***** Data to process

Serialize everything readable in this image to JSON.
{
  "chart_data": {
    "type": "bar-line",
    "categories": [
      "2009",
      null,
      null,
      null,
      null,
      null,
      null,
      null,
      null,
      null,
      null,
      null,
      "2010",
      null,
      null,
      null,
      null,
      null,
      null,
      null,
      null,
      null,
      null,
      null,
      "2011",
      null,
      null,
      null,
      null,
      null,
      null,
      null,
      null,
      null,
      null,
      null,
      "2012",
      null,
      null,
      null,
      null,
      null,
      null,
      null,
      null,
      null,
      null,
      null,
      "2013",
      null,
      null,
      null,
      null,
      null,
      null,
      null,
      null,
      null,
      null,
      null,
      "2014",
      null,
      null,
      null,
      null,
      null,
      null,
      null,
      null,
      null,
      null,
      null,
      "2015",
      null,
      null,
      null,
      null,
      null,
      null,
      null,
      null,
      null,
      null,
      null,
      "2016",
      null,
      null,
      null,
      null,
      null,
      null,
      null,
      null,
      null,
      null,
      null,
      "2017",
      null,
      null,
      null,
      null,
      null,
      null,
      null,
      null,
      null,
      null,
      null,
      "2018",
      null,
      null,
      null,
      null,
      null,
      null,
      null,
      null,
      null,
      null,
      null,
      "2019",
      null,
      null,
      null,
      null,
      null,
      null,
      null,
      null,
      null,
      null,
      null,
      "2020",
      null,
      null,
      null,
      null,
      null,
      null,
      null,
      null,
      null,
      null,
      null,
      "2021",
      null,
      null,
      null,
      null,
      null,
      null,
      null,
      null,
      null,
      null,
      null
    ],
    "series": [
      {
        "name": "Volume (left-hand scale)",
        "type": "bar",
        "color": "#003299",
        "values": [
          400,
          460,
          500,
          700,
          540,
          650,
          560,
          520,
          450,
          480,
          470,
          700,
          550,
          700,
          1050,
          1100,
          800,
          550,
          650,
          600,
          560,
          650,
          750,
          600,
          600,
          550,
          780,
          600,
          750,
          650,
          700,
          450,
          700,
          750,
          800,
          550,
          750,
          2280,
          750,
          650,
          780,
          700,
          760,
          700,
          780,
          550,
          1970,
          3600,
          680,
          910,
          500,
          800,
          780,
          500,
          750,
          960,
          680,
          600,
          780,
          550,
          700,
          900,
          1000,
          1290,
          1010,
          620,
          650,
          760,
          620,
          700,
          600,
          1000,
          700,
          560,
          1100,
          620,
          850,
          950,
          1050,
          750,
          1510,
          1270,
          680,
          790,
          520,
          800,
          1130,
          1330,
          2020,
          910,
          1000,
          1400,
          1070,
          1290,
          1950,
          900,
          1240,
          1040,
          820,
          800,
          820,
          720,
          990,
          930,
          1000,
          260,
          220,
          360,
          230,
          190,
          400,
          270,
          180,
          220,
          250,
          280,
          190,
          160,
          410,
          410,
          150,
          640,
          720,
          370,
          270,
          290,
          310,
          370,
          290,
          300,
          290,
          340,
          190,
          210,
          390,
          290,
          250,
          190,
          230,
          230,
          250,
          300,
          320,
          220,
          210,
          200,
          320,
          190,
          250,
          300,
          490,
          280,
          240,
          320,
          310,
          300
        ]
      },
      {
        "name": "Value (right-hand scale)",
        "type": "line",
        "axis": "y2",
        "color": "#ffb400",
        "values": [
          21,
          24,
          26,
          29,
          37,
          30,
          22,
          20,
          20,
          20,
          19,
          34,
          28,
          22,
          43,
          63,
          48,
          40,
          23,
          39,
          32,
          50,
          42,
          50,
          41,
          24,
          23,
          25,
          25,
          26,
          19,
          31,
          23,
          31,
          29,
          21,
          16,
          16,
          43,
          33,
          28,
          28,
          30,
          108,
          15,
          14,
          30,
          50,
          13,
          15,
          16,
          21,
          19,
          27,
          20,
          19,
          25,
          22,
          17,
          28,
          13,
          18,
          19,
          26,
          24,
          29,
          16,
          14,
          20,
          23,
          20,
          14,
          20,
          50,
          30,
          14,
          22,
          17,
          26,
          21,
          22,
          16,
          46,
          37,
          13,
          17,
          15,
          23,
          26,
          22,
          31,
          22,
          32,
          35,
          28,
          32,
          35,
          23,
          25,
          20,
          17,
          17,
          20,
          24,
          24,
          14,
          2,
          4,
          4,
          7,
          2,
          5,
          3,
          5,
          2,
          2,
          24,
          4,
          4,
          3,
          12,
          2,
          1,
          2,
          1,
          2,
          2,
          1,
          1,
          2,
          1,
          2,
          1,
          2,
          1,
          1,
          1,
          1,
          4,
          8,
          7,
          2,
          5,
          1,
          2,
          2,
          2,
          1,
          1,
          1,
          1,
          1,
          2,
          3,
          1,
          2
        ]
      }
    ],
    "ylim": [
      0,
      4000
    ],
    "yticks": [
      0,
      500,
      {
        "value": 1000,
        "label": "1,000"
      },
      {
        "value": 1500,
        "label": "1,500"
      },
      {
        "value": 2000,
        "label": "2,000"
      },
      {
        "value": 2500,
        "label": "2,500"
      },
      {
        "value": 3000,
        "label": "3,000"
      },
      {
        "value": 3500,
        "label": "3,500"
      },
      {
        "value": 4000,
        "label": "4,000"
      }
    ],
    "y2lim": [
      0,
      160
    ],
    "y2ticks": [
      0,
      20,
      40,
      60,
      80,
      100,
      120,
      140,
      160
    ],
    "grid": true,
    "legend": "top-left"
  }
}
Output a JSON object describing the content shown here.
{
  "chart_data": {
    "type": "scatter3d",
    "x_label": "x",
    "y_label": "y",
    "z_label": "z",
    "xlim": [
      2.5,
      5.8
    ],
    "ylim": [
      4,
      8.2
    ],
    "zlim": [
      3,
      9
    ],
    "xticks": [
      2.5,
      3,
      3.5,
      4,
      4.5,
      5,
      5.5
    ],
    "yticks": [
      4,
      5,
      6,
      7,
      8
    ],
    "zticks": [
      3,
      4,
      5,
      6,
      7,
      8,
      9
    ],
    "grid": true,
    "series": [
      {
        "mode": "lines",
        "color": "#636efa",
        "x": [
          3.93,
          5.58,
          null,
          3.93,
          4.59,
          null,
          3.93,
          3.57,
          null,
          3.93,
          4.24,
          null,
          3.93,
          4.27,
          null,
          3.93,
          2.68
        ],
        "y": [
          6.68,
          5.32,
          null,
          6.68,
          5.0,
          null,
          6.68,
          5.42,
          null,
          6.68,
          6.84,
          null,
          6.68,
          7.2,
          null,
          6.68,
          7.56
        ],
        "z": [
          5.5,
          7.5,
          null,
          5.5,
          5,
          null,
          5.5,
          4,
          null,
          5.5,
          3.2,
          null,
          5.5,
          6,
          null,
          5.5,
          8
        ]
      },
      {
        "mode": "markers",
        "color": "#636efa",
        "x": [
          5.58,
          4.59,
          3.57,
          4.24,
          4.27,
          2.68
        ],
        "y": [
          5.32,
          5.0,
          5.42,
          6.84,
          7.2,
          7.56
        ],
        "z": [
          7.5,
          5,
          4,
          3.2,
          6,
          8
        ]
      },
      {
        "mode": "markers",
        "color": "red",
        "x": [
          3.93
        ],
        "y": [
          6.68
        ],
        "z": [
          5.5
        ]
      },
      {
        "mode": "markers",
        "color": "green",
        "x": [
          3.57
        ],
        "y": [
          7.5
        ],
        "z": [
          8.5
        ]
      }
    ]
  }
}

**********

_Required work:_ Give only the count of lines in the data that include the string "type".

_Full solution:_ 4